Work instructions ::
Scan the data beneath this task and copy each line that includes "icon".

::::

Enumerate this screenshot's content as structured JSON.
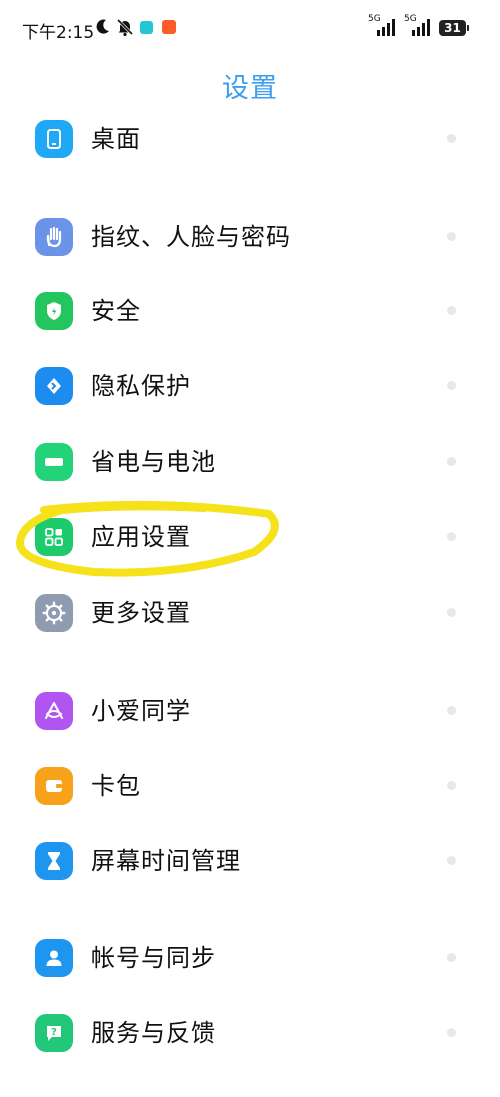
{
  "status_bar": {
    "time": "下午2:15",
    "battery": "31",
    "signal_1_label": "5G",
    "signal_2_label": "5G"
  },
  "page": {
    "title": "设置"
  },
  "menu": {
    "items": [
      {
        "label": "桌面",
        "icon": "desktop-icon",
        "color": "#1fa8f5"
      },
      {
        "label": "指纹、人脸与密码",
        "icon": "hand-icon",
        "color": "#6b94e8"
      },
      {
        "label": "安全",
        "icon": "shield-icon",
        "color": "#22c55e"
      },
      {
        "label": "隐私保护",
        "icon": "privacy-icon",
        "color": "#1d8cf0"
      },
      {
        "label": "省电与电池",
        "icon": "battery-icon",
        "color": "#22d37a"
      },
      {
        "label": "应用设置",
        "icon": "apps-grid-icon",
        "color": "#1ecb6c"
      },
      {
        "label": "更多设置",
        "icon": "gear-icon",
        "color": "#8f9bb0"
      },
      {
        "label": "小爱同学",
        "icon": "xiaoai-icon",
        "color": "#b055f0"
      },
      {
        "label": "卡包",
        "icon": "wallet-icon",
        "color": "#f7a21a"
      },
      {
        "label": "屏幕时间管理",
        "icon": "hourglass-icon",
        "color": "#1e96f0"
      },
      {
        "label": "帐号与同步",
        "icon": "person-icon",
        "color": "#1e96f0"
      },
      {
        "label": "服务与反馈",
        "icon": "help-icon",
        "color": "#22c77a"
      }
    ]
  },
  "annotation": {
    "highlight_color": "#f5e21a"
  }
}
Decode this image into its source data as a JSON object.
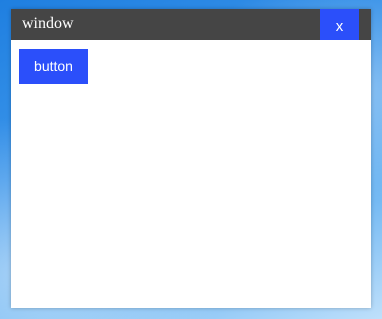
{
  "window": {
    "title": "window",
    "close_label": "x"
  },
  "content": {
    "button_label": "button"
  },
  "colors": {
    "titlebar": "#454545",
    "accent_button": "#2b4ffa",
    "window_background": "#ffffff",
    "desktop_background": "#3b95ea"
  }
}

::::

The solution ::
        "icon": "desktop-icon",
        "icon": "hand-icon",
        "icon": "shield-icon",
        "icon": "privacy-icon",
        "icon": "battery-icon",
        "icon": "apps-grid-icon",
        "icon": "gear-icon",
        "icon": "xiaoai-icon",
        "icon": "wallet-icon",
        "icon": "hourglass-icon",
        "icon": "person-icon",
        "icon": "help-icon",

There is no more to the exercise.